§ **WHAT THE TASK REQUIRES**
Please say how many lines of the listing hold "Holmes", with no other words in the answer.

§ **SUPPLIED MATERIAL**
______________________________

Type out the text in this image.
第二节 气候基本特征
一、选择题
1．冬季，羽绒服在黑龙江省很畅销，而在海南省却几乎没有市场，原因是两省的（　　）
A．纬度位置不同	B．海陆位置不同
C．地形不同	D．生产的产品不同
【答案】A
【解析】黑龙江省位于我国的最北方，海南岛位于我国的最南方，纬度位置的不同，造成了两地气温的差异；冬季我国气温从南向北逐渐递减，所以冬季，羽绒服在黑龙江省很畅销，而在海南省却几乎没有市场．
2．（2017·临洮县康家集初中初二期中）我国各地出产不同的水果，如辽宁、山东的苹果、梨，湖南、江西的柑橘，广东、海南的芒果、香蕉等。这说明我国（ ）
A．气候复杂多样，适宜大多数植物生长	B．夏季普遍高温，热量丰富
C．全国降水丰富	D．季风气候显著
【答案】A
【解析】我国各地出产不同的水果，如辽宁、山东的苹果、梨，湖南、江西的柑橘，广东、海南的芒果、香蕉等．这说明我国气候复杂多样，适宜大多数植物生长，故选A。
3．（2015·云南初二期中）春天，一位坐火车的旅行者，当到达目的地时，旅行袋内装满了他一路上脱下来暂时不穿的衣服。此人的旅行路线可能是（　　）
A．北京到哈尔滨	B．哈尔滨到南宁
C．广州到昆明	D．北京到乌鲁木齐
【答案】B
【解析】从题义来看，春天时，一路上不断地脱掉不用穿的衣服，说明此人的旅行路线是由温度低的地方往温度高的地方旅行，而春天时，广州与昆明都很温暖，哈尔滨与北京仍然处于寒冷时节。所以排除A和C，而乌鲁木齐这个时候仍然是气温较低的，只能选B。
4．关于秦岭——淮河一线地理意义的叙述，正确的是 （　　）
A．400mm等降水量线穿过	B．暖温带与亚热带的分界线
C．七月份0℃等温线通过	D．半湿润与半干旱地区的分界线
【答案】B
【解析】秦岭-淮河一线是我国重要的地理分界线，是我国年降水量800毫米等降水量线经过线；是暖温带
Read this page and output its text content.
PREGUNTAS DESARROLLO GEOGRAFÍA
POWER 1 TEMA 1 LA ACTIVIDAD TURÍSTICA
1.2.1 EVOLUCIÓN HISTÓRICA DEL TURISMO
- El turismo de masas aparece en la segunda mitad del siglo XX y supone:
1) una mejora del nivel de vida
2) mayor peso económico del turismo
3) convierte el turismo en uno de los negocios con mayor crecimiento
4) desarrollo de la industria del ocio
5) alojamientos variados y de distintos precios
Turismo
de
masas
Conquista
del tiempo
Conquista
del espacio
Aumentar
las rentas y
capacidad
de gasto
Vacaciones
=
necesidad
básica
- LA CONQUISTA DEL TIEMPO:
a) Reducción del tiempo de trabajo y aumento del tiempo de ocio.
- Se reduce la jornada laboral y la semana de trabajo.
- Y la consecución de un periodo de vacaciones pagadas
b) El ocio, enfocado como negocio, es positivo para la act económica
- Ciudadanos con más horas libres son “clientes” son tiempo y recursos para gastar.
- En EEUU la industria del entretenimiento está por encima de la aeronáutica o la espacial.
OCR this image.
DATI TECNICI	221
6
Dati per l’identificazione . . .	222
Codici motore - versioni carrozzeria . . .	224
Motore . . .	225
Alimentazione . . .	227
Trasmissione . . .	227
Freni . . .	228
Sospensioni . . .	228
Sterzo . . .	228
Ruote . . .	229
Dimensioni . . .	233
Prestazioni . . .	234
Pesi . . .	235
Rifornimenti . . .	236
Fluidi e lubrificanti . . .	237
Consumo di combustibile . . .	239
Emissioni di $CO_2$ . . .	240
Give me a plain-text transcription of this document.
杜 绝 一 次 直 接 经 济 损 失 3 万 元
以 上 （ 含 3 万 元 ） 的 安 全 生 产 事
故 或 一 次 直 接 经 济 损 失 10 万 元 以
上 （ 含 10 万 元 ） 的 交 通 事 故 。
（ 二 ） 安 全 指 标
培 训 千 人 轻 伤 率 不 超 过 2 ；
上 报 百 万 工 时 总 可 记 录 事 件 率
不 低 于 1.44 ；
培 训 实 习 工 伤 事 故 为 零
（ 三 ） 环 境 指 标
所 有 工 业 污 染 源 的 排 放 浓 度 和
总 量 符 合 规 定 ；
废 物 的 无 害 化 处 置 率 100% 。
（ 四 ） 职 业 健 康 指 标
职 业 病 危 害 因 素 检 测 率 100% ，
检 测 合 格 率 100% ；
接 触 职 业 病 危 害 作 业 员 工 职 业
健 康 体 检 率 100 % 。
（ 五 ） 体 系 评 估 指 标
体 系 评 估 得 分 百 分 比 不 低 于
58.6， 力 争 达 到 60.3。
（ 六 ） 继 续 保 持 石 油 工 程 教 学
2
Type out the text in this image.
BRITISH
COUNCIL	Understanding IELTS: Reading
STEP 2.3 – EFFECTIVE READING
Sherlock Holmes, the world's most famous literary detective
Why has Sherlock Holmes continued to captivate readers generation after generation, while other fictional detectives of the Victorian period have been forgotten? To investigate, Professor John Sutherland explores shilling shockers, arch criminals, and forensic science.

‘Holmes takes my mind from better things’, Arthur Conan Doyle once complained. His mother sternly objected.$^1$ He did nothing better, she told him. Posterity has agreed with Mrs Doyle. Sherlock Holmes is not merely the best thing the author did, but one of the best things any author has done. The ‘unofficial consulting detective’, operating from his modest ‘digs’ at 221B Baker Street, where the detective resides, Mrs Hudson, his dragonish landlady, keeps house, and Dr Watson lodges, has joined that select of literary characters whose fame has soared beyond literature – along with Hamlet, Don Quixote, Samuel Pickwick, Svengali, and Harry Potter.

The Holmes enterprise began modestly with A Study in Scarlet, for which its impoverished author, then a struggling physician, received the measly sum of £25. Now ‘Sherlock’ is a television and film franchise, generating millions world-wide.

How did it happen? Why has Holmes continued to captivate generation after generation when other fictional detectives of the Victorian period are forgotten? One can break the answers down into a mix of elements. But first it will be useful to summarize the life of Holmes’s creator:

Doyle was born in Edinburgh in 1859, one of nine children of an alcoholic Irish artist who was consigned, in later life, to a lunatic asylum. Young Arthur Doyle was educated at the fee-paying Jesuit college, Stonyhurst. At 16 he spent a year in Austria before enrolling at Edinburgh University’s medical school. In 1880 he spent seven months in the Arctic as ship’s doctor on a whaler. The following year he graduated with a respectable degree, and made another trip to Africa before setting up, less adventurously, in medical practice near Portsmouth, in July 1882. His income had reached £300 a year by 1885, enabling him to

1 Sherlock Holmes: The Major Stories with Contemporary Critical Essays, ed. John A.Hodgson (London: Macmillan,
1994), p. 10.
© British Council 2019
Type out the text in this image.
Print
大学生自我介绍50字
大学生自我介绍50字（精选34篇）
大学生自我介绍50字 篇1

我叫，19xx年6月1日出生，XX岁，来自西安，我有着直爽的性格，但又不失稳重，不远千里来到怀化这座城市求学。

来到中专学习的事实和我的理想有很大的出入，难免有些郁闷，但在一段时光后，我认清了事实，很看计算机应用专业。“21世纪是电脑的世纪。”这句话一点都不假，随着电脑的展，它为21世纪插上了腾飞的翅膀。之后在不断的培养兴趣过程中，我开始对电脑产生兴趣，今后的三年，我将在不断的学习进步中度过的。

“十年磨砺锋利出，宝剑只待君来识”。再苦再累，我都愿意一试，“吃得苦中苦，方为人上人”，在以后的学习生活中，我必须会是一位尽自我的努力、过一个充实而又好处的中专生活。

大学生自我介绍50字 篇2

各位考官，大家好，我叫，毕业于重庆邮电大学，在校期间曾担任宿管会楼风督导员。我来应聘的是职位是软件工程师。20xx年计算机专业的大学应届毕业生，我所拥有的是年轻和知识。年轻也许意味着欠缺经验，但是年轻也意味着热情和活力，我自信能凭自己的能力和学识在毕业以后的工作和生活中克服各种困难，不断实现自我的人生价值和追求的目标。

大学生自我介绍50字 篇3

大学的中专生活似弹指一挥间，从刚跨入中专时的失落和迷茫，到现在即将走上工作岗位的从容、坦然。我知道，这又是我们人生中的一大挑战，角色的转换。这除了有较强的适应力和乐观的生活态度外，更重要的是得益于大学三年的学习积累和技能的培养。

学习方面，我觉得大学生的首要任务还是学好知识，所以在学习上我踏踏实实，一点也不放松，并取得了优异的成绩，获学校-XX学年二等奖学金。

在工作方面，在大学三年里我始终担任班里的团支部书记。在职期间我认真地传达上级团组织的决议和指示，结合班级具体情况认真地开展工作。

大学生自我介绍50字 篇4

______________________________

§ **TASK OUTPUT**
6